* [Task directions] Return the records that follow, matching each one exactly.

* [Data rows]
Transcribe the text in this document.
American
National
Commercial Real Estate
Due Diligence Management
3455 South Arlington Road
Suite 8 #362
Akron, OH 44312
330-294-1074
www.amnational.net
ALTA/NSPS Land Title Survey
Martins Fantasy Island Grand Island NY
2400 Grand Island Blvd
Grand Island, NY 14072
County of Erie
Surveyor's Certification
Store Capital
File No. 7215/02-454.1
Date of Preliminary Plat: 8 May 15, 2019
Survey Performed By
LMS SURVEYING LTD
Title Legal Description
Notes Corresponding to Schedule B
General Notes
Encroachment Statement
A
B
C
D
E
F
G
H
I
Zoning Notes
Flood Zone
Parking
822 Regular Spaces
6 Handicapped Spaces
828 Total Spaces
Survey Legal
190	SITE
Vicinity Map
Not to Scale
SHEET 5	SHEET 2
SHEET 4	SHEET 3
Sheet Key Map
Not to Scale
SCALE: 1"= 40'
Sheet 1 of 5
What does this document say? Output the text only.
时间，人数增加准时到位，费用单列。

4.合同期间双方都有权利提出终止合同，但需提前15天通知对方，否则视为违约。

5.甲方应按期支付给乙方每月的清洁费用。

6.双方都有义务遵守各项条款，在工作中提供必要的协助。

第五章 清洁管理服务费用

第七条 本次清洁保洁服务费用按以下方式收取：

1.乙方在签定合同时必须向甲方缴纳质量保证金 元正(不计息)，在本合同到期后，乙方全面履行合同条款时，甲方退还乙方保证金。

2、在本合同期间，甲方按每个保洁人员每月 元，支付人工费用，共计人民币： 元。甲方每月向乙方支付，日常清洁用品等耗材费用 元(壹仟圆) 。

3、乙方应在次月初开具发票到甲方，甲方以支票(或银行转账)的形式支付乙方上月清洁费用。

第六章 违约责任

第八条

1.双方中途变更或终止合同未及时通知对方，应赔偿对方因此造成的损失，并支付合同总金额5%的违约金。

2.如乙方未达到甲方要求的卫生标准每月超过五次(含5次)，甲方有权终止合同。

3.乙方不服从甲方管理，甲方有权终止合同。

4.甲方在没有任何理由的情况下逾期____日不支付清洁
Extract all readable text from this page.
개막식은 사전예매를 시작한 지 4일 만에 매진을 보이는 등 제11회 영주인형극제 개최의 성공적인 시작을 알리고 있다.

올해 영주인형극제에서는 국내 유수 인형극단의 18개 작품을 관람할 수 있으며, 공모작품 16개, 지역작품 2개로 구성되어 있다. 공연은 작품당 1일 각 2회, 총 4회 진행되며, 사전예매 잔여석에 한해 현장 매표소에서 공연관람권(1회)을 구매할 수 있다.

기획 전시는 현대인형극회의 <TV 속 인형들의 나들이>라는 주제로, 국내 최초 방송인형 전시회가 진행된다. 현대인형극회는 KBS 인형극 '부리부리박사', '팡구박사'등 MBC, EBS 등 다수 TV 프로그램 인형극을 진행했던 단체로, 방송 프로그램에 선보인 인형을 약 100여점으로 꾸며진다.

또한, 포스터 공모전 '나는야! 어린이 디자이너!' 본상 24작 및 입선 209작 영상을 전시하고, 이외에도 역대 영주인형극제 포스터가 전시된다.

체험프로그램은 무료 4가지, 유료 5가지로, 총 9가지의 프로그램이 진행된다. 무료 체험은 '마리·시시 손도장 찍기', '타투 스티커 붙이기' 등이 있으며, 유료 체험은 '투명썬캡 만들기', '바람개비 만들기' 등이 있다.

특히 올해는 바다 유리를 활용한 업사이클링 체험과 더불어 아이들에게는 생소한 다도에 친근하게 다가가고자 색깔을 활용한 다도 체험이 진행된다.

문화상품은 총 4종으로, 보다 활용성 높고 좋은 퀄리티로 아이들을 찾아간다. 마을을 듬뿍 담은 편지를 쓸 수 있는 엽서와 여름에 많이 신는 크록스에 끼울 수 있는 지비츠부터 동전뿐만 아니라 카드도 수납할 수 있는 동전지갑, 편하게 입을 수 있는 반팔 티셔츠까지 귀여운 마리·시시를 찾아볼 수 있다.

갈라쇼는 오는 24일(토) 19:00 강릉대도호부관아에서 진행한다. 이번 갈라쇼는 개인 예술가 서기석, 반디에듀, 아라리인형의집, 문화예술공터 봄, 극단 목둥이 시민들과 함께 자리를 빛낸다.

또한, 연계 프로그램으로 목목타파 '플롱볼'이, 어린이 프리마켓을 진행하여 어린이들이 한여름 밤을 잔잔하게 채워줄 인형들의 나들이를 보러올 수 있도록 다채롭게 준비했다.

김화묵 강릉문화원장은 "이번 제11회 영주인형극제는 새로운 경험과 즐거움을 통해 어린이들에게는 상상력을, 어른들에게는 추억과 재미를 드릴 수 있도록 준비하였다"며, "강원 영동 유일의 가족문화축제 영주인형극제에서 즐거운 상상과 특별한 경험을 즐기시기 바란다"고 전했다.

* [Answer]
Transcribe the text in this document.
American
National
Commercial Real Estate
Due Diligence Management
3455 South Arlington Road
Suite 8 #362
Akron, OH 44312
330-294-1074
www.amnational.net
ALTA/NSPS Land Title Survey
Martins Fantasy Island Grand Island NY
2400 Grand Island Blvd
Grand Island, NY 14072
County of Erie
Surveyor's Certification
Store Capital
File No. 7215/02-454.1
Date of Preliminary Plat: 8 May 15, 2019
Survey Performed By
LMS SURVEYING LTD
Title Legal Description
Notes Corresponding to Schedule B
General Notes
Encroachment Statement
A
B
C
D
E
F
G
H
I
Zoning Notes
Flood Zone
Parking
822 Regular Spaces
6 Handicapped Spaces
828 Total Spaces
Survey Legal
190	SITE
Vicinity Map
Not to Scale
SHEET 5	SHEET 2
SHEET 4	SHEET 3
Sheet Key Map
Not to Scale
SCALE: 1"= 40'
Sheet 1 of 5
What does this document say? Output the text only.
时间，人数增加准时到位，费用单列。

4.合同期间双方都有权利提出终止合同，但需提前15天通知对方，否则视为违约。

5.甲方应按期支付给乙方每月的清洁费用。

6.双方都有义务遵守各项条款，在工作中提供必要的协助。

第五章 清洁管理服务费用

第七条 本次清洁保洁服务费用按以下方式收取：

1.乙方在签定合同时必须向甲方缴纳质量保证金 元正(不计息)，在本合同到期后，乙方全面履行合同条款时，甲方退还乙方保证金。

2、在本合同期间，甲方按每个保洁人员每月 元，支付人工费用，共计人民币： 元。甲方每月向乙方支付，日常清洁用品等耗材费用 元(壹仟圆) 。

3、乙方应在次月初开具发票到甲方，甲方以支票(或银行转账)的形式支付乙方上月清洁费用。

第六章 违约责任

第八条

1.双方中途变更或终止合同未及时通知对方，应赔偿对方因此造成的损失，并支付合同总金额5%的违约金。

2.如乙方未达到甲方要求的卫生标准每月超过五次(含5次)，甲方有权终止合同。

3.乙方不服从甲方管理，甲方有权终止合同。

4.甲方在没有任何理由的情况下逾期____日不支付清洁
Extract all readable text from this page.
개막식은 사전예매를 시작한 지 4일 만에 매진을 보이는 등 제11회 영주인형극제 개최의 성공적인 시작을 알리고 있다.

올해 영주인형극제에서는 국내 유수 인형극단의 18개 작품을 관람할 수 있으며, 공모작품 16개, 지역작품 2개로 구성되어 있다. 공연은 작품당 1일 각 2회, 총 4회 진행되며, 사전예매 잔여석에 한해 현장 매표소에서 공연관람권(1회)을 구매할 수 있다.

기획 전시는 현대인형극회의 <TV 속 인형들의 나들이>라는 주제로, 국내 최초 방송인형 전시회가 진행된다. 현대인형극회는 KBS 인형극 '부리부리박사', '팡구박사'등 MBC, EBS 등 다수 TV 프로그램 인형극을 진행했던 단체로, 방송 프로그램에 선보인 인형을 약 100여점으로 꾸며진다.

또한, 포스터 공모전 '나는야! 어린이 디자이너!' 본상 24작 및 입선 209작 영상을 전시하고, 이외에도 역대 영주인형극제 포스터가 전시된다.

체험프로그램은 무료 4가지, 유료 5가지로, 총 9가지의 프로그램이 진행된다. 무료 체험은 '마리·시시 손도장 찍기', '타투 스티커 붙이기' 등이 있으며, 유료 체험은 '투명썬캡 만들기', '바람개비 만들기' 등이 있다.

특히 올해는 바다 유리를 활용한 업사이클링 체험과 더불어 아이들에게는 생소한 다도에 친근하게 다가가고자 색깔을 활용한 다도 체험이 진행된다.

문화상품은 총 4종으로, 보다 활용성 높고 좋은 퀄리티로 아이들을 찾아간다. 마을을 듬뿍 담은 편지를 쓸 수 있는 엽서와 여름에 많이 신는 크록스에 끼울 수 있는 지비츠부터 동전뿐만 아니라 카드도 수납할 수 있는 동전지갑, 편하게 입을 수 있는 반팔 티셔츠까지 귀여운 마리·시시를 찾아볼 수 있다.

갈라쇼는 오는 24일(토) 19:00 강릉대도호부관아에서 진행한다. 이번 갈라쇼는 개인 예술가 서기석, 반디에듀, 아라리인형의집, 문화예술공터 봄, 극단 목둥이 시민들과 함께 자리를 빛낸다.

또한, 연계 프로그램으로 목목타파 '플롱볼'이, 어린이 프리마켓을 진행하여 어린이들이 한여름 밤을 잔잔하게 채워줄 인형들의 나들이를 보러올 수 있도록 다채롭게 준비했다.

김화묵 강릉문화원장은 "이번 제11회 영주인형극제는 새로운 경험과 즐거움을 통해 어린이들에게는 상상력을, 어른들에게는 추억과 재미를 드릴 수 있도록 준비하였다"며, "강원 영동 유일의 가족문화축제 영주인형극제에서 즐거운 상상과 특별한 경험을 즐기시기 바란다"고 전했다.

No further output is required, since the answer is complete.